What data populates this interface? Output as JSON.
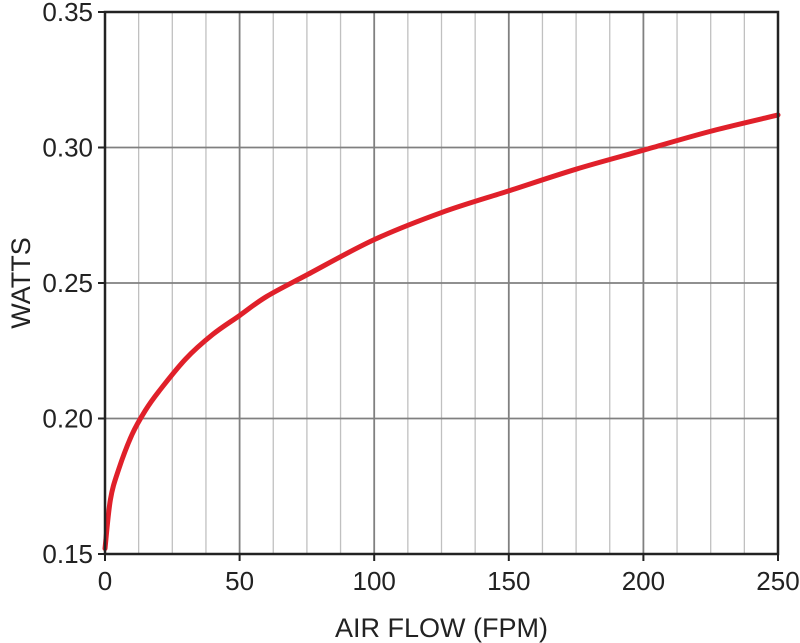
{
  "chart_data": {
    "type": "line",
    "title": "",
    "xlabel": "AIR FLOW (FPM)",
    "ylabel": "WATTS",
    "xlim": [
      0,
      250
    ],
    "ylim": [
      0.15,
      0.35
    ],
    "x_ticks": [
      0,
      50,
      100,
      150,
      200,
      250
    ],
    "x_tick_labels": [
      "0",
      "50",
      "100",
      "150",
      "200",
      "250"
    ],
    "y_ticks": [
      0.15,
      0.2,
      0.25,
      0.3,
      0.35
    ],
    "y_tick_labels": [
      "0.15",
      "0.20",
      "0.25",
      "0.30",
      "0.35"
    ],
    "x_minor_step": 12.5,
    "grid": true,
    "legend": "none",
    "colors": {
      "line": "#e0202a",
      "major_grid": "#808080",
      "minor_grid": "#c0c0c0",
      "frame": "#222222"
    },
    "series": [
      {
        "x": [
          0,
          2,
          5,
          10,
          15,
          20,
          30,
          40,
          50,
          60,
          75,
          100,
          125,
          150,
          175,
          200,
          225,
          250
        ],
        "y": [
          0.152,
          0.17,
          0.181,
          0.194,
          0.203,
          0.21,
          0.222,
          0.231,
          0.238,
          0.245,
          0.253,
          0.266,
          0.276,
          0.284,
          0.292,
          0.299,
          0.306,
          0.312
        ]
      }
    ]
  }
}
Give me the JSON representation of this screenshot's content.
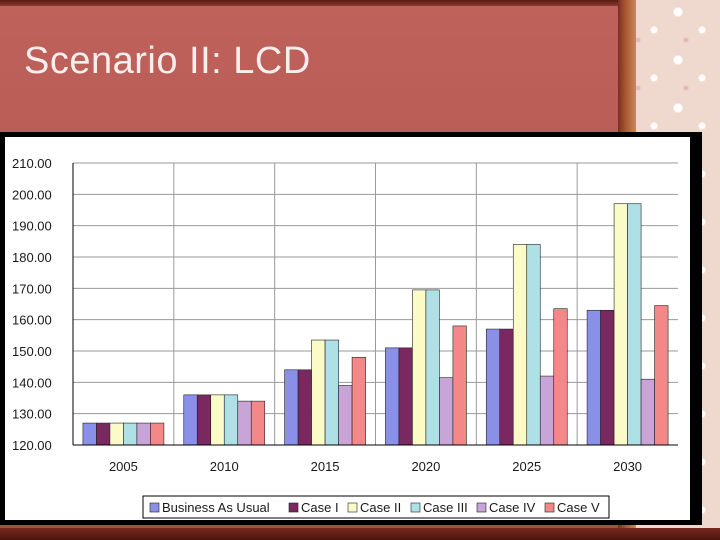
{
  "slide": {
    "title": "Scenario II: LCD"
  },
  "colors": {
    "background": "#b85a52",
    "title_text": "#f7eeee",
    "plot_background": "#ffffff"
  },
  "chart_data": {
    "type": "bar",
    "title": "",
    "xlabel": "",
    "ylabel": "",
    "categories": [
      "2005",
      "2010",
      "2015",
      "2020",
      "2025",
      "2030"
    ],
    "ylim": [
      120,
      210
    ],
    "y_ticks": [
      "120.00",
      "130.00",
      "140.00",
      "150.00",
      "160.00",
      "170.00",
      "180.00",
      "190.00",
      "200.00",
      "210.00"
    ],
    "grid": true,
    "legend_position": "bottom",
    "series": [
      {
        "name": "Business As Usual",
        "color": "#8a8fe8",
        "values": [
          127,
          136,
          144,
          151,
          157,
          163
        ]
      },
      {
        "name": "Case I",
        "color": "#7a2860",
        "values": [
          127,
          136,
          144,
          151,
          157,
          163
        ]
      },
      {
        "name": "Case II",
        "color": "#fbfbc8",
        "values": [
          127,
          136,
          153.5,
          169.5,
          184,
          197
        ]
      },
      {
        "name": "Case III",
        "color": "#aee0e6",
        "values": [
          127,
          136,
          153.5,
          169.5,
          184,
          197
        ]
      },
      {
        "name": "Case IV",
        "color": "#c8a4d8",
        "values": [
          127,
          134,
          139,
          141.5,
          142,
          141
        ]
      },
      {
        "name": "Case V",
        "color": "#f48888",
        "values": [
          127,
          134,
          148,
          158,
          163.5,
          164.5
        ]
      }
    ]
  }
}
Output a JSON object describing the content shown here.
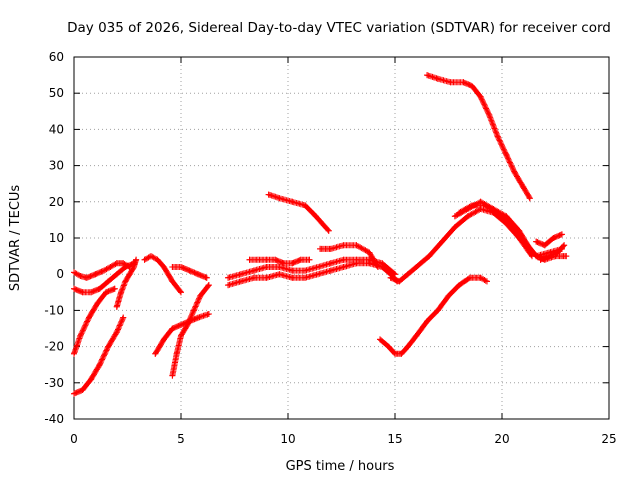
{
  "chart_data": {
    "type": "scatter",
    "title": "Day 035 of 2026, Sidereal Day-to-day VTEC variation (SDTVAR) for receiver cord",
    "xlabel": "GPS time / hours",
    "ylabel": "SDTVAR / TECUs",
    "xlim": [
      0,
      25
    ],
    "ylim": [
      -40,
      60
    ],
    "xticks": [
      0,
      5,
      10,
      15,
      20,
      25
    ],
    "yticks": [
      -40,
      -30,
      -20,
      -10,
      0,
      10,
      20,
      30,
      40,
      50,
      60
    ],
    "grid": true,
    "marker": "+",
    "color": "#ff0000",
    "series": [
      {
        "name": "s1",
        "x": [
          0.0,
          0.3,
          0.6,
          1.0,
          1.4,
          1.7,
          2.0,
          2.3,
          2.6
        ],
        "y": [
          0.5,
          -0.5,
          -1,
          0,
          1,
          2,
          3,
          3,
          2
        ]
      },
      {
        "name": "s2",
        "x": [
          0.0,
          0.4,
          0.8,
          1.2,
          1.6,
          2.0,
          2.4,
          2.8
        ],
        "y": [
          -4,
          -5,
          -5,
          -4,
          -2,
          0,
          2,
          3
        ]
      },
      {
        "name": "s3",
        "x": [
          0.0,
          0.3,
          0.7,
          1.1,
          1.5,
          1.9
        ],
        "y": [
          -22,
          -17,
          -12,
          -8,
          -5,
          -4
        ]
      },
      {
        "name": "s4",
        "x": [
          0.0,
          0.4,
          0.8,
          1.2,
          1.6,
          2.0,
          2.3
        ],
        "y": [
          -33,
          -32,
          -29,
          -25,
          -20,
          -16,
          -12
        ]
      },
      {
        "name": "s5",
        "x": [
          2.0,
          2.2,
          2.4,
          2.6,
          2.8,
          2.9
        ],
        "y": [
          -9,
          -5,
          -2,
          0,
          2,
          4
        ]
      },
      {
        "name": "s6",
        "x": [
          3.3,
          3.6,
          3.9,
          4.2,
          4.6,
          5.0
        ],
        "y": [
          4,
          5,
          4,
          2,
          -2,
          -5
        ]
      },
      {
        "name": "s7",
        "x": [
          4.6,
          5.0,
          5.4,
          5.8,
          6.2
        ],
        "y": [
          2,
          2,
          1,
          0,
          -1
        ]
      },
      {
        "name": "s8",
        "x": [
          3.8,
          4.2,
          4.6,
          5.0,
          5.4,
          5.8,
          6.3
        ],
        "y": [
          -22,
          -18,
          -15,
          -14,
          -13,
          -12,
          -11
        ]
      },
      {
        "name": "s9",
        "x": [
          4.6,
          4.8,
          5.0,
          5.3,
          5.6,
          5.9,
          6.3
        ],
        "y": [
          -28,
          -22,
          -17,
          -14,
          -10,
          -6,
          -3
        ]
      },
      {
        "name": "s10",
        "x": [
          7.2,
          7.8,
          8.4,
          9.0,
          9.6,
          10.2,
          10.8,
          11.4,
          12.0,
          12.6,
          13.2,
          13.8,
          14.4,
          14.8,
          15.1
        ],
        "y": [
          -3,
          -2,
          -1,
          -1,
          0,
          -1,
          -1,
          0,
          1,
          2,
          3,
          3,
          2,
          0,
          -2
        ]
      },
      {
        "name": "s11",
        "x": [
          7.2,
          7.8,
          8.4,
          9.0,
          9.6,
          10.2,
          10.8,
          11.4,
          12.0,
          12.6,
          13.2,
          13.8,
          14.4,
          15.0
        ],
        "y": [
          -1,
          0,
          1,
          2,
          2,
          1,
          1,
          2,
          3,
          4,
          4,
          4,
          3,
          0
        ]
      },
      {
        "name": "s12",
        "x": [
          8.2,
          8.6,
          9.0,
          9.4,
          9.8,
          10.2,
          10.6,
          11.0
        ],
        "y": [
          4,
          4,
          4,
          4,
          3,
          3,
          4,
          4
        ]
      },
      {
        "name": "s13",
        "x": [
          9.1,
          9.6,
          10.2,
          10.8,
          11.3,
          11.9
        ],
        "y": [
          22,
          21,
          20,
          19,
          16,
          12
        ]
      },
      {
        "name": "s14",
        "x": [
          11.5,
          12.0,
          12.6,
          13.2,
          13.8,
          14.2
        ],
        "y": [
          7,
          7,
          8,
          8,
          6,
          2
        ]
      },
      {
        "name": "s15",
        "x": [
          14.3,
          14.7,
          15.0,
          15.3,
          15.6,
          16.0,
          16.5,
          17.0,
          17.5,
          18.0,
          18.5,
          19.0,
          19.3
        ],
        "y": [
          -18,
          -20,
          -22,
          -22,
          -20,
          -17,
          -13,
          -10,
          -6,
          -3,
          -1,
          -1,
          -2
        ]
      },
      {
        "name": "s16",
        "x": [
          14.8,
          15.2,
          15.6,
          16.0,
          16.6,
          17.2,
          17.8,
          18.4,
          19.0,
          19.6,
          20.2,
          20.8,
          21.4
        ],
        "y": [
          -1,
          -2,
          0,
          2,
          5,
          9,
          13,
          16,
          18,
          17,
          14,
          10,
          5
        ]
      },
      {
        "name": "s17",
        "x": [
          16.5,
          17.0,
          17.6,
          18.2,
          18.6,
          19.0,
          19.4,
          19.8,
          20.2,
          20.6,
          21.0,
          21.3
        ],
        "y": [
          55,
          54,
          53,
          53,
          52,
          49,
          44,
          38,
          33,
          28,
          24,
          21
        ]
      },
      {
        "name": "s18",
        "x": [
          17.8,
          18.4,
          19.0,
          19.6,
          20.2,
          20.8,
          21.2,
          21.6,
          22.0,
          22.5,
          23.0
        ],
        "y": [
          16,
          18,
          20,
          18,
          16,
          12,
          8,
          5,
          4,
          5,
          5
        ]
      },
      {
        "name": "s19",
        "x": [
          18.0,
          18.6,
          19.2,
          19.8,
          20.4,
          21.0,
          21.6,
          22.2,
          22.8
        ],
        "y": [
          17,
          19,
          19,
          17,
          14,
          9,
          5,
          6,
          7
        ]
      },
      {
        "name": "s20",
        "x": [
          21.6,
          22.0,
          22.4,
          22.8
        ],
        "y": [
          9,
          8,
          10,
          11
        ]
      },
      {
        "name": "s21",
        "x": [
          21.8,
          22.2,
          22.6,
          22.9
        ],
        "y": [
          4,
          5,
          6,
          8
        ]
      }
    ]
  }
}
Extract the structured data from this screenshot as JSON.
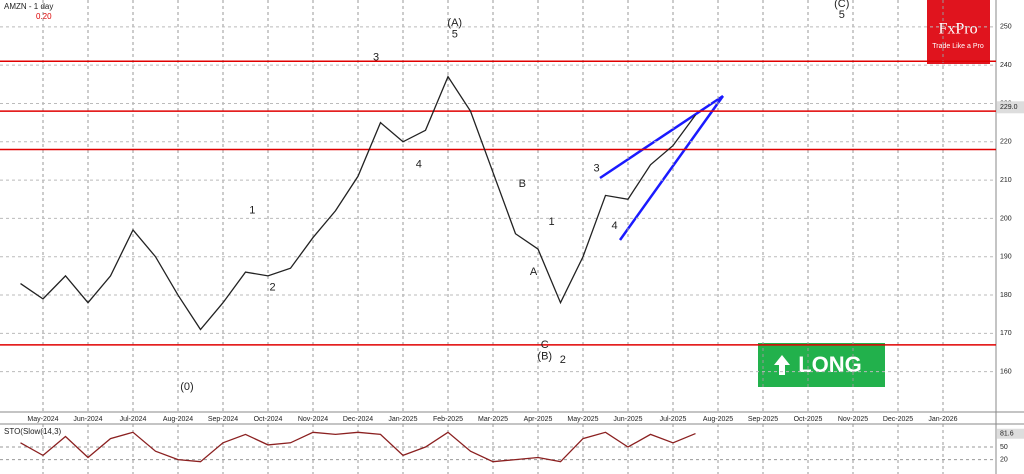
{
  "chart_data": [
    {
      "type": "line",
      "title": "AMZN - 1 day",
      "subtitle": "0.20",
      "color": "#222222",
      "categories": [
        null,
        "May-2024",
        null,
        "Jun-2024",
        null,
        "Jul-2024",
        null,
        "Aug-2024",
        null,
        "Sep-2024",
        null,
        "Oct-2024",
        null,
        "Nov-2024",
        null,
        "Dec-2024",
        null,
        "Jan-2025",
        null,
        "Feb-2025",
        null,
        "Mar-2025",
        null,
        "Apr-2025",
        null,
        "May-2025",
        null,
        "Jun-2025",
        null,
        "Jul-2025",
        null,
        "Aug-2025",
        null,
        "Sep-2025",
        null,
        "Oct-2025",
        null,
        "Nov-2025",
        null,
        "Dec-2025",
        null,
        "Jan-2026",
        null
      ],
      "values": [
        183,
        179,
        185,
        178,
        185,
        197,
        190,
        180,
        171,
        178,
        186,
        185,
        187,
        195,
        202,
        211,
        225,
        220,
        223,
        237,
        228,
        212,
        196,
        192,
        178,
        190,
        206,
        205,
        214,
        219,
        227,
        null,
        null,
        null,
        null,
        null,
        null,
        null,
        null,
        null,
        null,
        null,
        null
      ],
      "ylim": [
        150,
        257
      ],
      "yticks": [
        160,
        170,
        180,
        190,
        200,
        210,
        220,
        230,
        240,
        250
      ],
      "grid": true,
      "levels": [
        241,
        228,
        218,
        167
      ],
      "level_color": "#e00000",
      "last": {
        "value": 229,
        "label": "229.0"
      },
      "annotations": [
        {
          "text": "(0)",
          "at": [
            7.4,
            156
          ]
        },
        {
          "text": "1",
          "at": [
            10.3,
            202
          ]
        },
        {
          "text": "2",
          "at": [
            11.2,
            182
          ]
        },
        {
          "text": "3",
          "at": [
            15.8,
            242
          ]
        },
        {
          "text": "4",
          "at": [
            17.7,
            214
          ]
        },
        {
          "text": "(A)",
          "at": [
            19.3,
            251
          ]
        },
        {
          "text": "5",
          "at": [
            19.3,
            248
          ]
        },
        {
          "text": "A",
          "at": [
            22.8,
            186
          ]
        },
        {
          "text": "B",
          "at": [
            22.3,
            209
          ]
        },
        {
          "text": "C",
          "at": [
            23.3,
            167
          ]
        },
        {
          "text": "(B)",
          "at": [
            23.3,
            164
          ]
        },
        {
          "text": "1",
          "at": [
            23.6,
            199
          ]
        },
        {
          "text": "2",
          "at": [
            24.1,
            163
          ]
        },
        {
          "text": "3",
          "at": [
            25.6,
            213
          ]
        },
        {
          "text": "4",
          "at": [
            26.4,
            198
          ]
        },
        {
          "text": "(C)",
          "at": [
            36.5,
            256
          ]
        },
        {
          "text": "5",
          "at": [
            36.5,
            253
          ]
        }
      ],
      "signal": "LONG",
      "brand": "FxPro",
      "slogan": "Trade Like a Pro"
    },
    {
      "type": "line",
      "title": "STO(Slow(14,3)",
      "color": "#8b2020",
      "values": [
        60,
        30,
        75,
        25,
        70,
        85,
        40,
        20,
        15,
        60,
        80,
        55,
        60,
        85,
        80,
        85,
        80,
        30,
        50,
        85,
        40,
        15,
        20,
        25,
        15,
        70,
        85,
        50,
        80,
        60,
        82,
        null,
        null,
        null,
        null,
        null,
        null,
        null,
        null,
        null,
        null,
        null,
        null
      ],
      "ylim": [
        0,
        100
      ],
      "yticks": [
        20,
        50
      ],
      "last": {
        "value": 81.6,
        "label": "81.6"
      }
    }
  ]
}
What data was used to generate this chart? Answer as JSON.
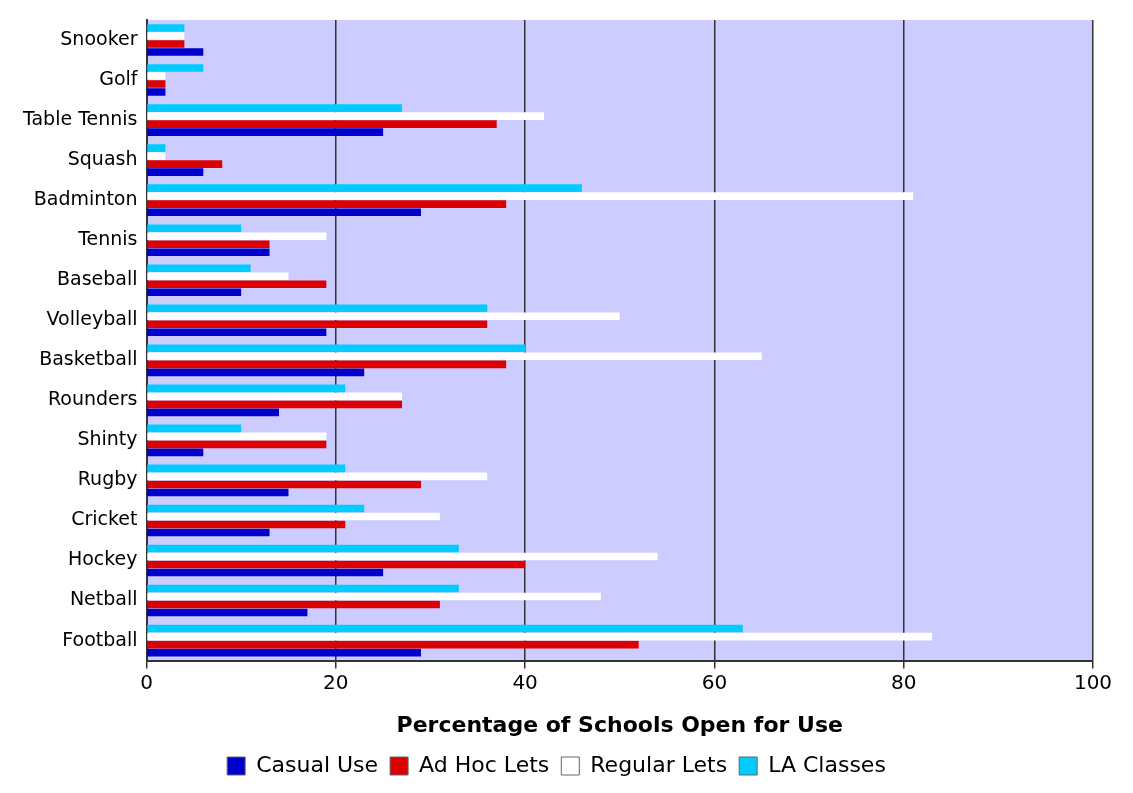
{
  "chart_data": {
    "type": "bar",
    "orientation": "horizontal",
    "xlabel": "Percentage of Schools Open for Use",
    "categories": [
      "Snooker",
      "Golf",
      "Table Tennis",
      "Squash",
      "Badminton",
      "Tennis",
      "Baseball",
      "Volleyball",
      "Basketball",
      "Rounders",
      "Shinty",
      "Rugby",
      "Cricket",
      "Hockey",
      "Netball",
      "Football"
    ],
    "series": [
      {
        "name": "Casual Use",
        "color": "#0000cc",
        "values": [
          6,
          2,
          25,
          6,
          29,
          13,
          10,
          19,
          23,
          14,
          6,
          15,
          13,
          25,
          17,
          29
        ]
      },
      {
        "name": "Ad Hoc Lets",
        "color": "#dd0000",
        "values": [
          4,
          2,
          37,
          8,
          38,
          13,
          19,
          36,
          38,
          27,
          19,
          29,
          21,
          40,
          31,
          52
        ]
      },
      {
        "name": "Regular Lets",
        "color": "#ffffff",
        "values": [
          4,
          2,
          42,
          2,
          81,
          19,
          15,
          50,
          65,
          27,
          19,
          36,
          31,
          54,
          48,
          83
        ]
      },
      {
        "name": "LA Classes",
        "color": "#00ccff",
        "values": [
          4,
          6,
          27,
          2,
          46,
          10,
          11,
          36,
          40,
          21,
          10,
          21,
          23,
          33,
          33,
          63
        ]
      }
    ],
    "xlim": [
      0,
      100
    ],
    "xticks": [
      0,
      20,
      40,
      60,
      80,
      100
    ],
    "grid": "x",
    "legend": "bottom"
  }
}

## Objective
The required output is the number of lines containing the word "this", and nothing besides.

## Completed exercise
4